__WHAT THIS TASK INVOLVES__.
Write out precisely the lines beginning with the line that contains "Read this page and output its text content." and ending with the last line of the entries, and no other lines.

__SUPPLIED DATA__.
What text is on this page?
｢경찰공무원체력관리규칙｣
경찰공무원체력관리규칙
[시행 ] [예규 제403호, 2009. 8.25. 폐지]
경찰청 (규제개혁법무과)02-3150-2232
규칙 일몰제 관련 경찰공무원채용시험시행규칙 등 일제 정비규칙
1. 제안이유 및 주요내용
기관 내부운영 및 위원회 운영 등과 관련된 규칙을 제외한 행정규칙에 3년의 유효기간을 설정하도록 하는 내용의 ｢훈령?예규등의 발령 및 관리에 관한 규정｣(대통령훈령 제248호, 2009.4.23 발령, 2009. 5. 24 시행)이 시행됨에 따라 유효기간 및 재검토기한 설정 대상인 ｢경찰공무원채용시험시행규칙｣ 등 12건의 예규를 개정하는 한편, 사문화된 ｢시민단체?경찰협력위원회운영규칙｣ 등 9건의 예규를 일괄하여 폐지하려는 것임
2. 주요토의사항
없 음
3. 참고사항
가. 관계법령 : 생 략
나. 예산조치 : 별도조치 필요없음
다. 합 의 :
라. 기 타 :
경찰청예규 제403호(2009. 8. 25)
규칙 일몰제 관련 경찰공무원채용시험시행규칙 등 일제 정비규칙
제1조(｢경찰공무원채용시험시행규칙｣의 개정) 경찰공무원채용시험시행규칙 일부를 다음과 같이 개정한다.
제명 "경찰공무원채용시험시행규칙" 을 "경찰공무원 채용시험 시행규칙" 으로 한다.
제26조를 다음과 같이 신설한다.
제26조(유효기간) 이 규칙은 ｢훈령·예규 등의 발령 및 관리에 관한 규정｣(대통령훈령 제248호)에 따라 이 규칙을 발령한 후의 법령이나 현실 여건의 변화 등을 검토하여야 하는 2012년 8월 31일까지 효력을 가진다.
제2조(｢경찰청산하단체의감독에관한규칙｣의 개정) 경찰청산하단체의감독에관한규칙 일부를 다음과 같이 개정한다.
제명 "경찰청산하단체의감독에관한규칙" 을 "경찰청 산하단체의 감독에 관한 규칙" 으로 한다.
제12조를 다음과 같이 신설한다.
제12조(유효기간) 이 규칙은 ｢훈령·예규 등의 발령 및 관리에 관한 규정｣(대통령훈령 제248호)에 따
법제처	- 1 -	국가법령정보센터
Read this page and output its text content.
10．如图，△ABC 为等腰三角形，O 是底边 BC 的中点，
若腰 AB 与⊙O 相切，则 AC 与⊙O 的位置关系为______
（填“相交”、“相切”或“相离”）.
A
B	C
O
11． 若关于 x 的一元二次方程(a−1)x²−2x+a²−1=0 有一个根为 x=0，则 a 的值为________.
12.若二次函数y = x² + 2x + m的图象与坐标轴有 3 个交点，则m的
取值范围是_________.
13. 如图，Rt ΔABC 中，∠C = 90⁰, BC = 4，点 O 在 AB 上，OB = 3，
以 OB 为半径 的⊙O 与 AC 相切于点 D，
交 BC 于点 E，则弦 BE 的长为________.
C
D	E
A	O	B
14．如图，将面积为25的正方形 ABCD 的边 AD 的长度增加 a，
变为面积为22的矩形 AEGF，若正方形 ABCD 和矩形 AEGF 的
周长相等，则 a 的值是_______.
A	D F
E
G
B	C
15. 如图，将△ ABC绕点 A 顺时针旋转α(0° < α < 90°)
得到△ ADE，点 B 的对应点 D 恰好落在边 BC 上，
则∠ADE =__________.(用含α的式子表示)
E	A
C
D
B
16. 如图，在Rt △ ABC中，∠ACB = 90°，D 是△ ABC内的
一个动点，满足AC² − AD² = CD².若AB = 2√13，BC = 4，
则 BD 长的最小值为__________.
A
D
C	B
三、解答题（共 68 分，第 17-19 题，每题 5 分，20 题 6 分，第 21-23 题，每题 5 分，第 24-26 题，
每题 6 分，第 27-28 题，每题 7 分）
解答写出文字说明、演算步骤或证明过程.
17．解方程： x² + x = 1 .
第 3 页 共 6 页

__FINAL RESULT__.
Read this page and output its text content.
10．如图，△ABC 为等腰三角形，O 是底边 BC 的中点，
若腰 AB 与⊙O 相切，则 AC 与⊙O 的位置关系为______
（填“相交”、“相切”或“相离”）.
A
B	C
O
11． 若关于 x 的一元二次方程(a−1)x²−2x+a²−1=0 有一个根为 x=0，则 a 的值为________.
12.若二次函数y = x² + 2x + m的图象与坐标轴有 3 个交点，则m的
取值范围是_________.
13. 如图，Rt ΔABC 中，∠C = 90⁰, BC = 4，点 O 在 AB 上，OB = 3，
以 OB 为半径 的⊙O 与 AC 相切于点 D，
交 BC 于点 E，则弦 BE 的长为________.
C
D	E
A	O	B
14．如图，将面积为25的正方形 ABCD 的边 AD 的长度增加 a，
变为面积为22的矩形 AEGF，若正方形 ABCD 和矩形 AEGF 的
周长相等，则 a 的值是_______.
A	D F
E
G
B	C
15. 如图，将△ ABC绕点 A 顺时针旋转α(0° < α < 90°)
得到△ ADE，点 B 的对应点 D 恰好落在边 BC 上，
则∠ADE =__________.(用含α的式子表示)
E	A
C
D
B
16. 如图，在Rt △ ABC中，∠ACB = 90°，D 是△ ABC内的
一个动点，满足AC² − AD² = CD².若AB = 2√13，BC = 4，
则 BD 长的最小值为__________.
A
D
C	B
三、解答题（共 68 分，第 17-19 题，每题 5 分，20 题 6 分，第 21-23 题，每题 5 分，第 24-26 题，
每题 6 分，第 27-28 题，每题 7 分）
解答写出文字说明、演算步骤或证明过程.
17．解方程： x² + x = 1 .
第 3 页 共 6 页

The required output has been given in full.